┌────────

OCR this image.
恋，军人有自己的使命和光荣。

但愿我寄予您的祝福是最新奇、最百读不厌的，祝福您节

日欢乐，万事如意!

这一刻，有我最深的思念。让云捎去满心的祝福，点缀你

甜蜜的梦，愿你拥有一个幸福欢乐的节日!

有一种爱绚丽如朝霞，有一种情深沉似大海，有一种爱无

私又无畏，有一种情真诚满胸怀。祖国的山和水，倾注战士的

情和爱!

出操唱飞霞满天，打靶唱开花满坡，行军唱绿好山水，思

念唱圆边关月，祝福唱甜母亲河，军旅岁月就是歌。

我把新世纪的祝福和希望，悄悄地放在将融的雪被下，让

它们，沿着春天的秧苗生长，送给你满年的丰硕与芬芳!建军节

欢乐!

└────────
┌────────

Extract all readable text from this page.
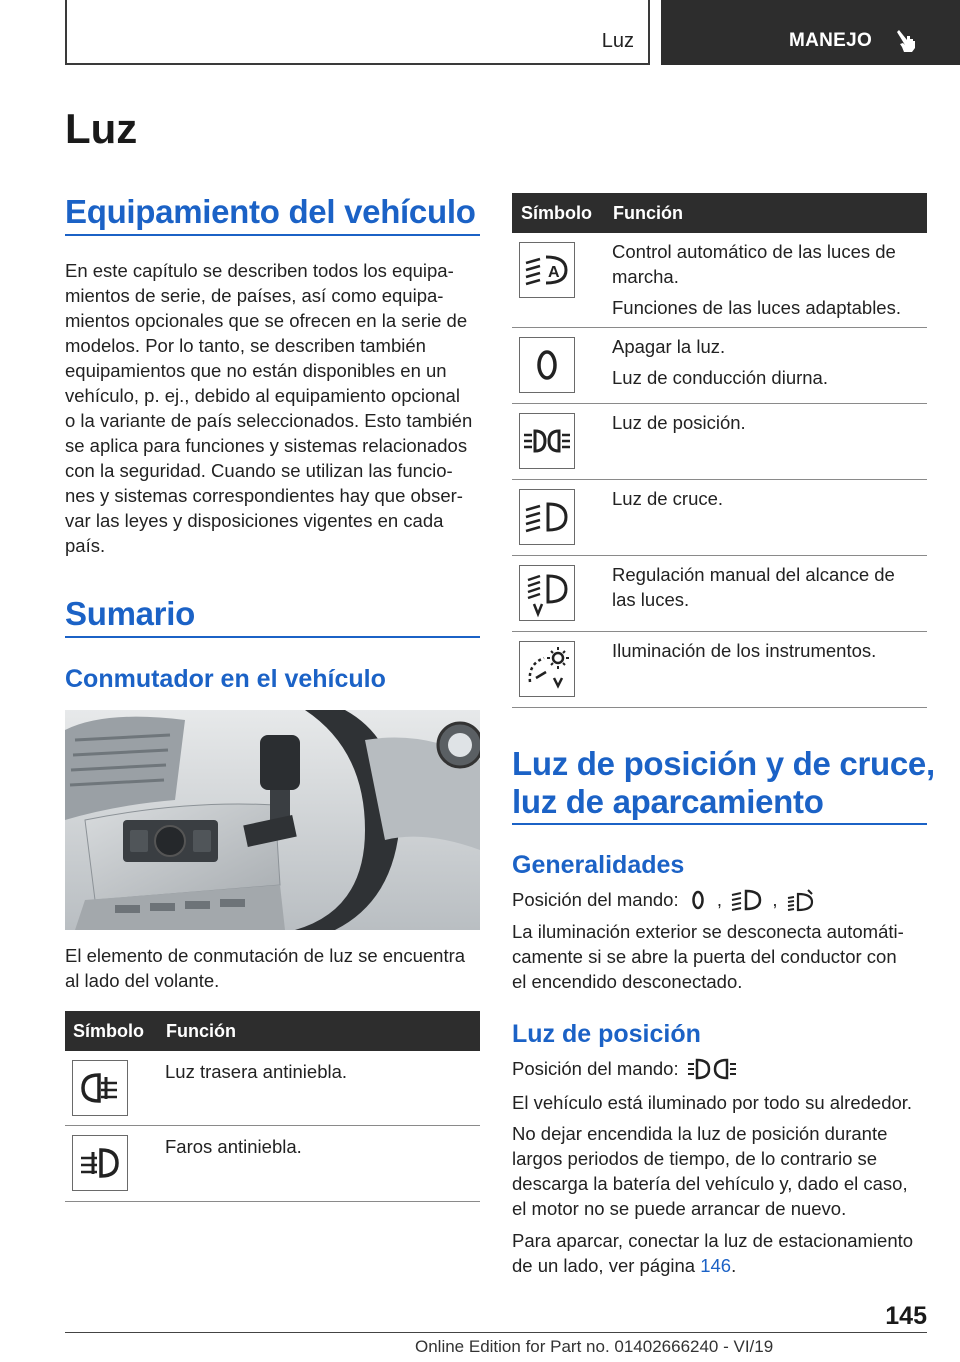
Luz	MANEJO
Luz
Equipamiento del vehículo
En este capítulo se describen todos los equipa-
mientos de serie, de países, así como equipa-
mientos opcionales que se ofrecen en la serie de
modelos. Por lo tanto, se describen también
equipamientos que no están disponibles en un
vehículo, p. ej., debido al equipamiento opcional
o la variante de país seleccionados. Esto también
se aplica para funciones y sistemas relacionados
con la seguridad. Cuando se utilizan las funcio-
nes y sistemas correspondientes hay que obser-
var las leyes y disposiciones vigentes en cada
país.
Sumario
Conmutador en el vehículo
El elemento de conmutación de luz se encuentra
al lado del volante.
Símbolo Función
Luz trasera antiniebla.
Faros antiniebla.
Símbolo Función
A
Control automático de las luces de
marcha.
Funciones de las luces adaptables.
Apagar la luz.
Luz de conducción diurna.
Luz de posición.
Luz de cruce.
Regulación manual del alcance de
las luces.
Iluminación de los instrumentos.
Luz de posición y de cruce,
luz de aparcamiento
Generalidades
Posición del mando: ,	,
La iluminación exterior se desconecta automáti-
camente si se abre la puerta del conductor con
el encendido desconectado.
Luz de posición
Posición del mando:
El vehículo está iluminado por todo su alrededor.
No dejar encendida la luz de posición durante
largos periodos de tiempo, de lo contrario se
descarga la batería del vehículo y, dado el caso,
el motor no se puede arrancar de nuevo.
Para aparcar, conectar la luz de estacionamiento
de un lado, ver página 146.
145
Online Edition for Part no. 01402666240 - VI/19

└────────
┌────────

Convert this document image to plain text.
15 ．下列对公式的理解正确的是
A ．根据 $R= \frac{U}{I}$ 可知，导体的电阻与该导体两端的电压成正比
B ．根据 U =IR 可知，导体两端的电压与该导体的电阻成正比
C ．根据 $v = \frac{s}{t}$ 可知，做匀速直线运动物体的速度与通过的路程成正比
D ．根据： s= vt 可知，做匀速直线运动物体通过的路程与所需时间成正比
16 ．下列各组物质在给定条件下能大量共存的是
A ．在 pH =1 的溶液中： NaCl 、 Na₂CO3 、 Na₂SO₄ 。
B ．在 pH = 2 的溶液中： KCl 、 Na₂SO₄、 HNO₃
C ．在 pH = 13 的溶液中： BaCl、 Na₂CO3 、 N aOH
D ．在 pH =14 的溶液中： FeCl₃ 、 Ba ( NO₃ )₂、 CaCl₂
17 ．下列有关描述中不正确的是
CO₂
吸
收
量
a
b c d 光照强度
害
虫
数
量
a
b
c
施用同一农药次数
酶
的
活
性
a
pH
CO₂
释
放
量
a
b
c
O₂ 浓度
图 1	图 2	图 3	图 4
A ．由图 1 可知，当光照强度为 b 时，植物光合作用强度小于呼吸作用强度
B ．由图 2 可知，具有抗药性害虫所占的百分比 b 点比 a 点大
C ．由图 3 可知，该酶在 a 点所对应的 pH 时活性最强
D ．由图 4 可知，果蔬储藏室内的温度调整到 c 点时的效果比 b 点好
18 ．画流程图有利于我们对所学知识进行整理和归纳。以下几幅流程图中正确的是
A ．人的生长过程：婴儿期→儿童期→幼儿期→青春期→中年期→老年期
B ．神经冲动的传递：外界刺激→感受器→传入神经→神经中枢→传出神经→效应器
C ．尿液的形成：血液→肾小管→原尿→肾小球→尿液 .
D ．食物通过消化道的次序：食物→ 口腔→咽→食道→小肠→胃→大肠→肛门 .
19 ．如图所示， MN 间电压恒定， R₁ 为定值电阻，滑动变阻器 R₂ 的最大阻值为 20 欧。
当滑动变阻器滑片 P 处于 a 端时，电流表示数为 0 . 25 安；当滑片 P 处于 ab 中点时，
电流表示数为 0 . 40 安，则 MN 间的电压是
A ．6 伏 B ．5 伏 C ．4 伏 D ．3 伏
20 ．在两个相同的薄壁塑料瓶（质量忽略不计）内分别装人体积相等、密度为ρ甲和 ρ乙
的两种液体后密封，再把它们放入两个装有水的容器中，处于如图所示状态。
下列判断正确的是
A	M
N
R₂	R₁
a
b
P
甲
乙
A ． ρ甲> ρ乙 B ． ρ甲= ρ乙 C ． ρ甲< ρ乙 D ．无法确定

└────────

TASK DETAILS: In the entries above, locate every line with the word "serie" and copy it.

TASK RESPONSE:
mientos de serie, de países, así como equipa-
mientos opcionales que se ofrecen en la serie de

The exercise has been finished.